━━━ Information given ━━━

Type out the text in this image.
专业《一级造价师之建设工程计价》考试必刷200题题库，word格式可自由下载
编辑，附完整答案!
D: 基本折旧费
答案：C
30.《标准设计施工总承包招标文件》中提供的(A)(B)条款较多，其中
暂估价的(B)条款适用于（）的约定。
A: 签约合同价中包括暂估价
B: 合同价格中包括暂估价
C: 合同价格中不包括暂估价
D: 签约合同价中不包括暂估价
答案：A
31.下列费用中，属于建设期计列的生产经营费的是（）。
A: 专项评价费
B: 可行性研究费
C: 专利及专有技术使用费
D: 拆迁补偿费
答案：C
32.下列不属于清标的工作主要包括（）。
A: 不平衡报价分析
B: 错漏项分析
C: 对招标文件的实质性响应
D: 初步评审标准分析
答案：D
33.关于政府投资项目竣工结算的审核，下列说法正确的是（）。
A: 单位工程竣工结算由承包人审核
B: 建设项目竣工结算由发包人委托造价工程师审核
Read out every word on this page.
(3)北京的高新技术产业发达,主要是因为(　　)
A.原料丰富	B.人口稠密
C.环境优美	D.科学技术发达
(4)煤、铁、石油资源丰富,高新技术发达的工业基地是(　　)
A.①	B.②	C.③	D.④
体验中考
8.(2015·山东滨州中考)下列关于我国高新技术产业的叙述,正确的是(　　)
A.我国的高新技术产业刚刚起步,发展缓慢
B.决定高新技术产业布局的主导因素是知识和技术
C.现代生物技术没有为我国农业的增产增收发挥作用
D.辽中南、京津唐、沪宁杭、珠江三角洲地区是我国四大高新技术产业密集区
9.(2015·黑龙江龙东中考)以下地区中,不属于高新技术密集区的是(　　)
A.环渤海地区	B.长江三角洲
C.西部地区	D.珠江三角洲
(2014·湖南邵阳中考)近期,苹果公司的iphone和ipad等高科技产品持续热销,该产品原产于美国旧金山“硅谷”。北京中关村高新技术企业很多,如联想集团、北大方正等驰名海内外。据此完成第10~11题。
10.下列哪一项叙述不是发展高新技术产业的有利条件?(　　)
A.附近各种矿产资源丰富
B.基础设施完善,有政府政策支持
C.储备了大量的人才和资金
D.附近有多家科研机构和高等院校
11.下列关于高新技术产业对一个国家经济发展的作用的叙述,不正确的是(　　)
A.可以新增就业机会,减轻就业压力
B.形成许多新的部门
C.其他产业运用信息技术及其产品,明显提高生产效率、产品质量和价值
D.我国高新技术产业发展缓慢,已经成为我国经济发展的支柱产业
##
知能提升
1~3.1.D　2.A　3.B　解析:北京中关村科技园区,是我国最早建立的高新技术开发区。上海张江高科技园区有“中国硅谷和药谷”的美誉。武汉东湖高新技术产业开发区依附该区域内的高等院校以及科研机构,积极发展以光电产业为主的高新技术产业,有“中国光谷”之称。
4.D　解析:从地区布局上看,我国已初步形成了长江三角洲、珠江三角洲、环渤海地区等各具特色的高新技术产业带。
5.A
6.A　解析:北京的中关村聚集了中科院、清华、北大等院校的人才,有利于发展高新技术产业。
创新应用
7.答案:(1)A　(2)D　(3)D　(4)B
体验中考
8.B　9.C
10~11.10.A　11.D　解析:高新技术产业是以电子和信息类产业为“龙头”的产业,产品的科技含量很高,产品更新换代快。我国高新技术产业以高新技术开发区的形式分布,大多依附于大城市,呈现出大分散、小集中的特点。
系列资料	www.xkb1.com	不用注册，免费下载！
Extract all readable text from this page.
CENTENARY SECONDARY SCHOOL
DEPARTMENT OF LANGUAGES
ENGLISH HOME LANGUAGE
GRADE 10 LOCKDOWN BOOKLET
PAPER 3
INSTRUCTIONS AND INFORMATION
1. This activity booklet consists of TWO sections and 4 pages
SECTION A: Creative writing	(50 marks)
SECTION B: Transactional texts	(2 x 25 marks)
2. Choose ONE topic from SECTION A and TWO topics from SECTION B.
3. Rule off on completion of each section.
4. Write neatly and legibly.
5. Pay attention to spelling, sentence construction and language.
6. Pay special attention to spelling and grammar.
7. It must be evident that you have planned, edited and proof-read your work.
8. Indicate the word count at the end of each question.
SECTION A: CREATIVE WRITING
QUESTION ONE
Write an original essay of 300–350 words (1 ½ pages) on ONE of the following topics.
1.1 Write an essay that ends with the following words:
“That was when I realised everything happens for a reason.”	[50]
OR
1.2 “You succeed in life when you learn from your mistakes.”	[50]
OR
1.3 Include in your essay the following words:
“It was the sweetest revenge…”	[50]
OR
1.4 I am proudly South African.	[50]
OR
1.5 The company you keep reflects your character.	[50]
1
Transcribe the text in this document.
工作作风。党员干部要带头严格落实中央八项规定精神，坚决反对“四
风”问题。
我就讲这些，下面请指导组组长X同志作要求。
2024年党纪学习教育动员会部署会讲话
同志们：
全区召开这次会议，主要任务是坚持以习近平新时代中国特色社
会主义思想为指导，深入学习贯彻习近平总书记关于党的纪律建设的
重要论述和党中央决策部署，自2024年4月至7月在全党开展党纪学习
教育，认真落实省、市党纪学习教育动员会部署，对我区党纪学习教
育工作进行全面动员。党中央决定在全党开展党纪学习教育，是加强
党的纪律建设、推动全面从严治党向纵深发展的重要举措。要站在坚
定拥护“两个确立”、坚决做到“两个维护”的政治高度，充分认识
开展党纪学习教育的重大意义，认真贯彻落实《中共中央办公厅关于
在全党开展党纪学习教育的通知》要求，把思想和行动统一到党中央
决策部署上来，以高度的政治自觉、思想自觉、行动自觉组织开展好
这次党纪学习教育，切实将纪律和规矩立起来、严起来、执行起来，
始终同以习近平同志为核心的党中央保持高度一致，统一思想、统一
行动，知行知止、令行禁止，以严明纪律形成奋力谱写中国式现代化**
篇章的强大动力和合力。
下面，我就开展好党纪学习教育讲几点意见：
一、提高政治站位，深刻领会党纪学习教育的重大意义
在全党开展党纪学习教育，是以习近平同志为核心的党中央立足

━━━

(Aim of the task): Reproduce the lines from the one containing "Transcribe the text in this document." to the end of the entries, keeping both ends and adding nothing.

(The completed task):
Transcribe the text in this document.
工作作风。党员干部要带头严格落实中央八项规定精神，坚决反对“四
风”问题。
我就讲这些，下面请指导组组长X同志作要求。
2024年党纪学习教育动员会部署会讲话
同志们：
全区召开这次会议，主要任务是坚持以习近平新时代中国特色社
会主义思想为指导，深入学习贯彻习近平总书记关于党的纪律建设的
重要论述和党中央决策部署，自2024年4月至7月在全党开展党纪学习
教育，认真落实省、市党纪学习教育动员会部署，对我区党纪学习教
育工作进行全面动员。党中央决定在全党开展党纪学习教育，是加强
党的纪律建设、推动全面从严治党向纵深发展的重要举措。要站在坚
定拥护“两个确立”、坚决做到“两个维护”的政治高度，充分认识
开展党纪学习教育的重大意义，认真贯彻落实《中共中央办公厅关于
在全党开展党纪学习教育的通知》要求，把思想和行动统一到党中央
决策部署上来，以高度的政治自觉、思想自觉、行动自觉组织开展好
这次党纪学习教育，切实将纪律和规矩立起来、严起来、执行起来，
始终同以习近平同志为核心的党中央保持高度一致，统一思想、统一
行动，知行知止、令行禁止，以严明纪律形成奋力谱写中国式现代化**
篇章的强大动力和合力。
下面，我就开展好党纪学习教育讲几点意见：
一、提高政治站位，深刻领会党纪学习教育的重大意义
在全党开展党纪学习教育，是以习近平同志为核心的党中央立足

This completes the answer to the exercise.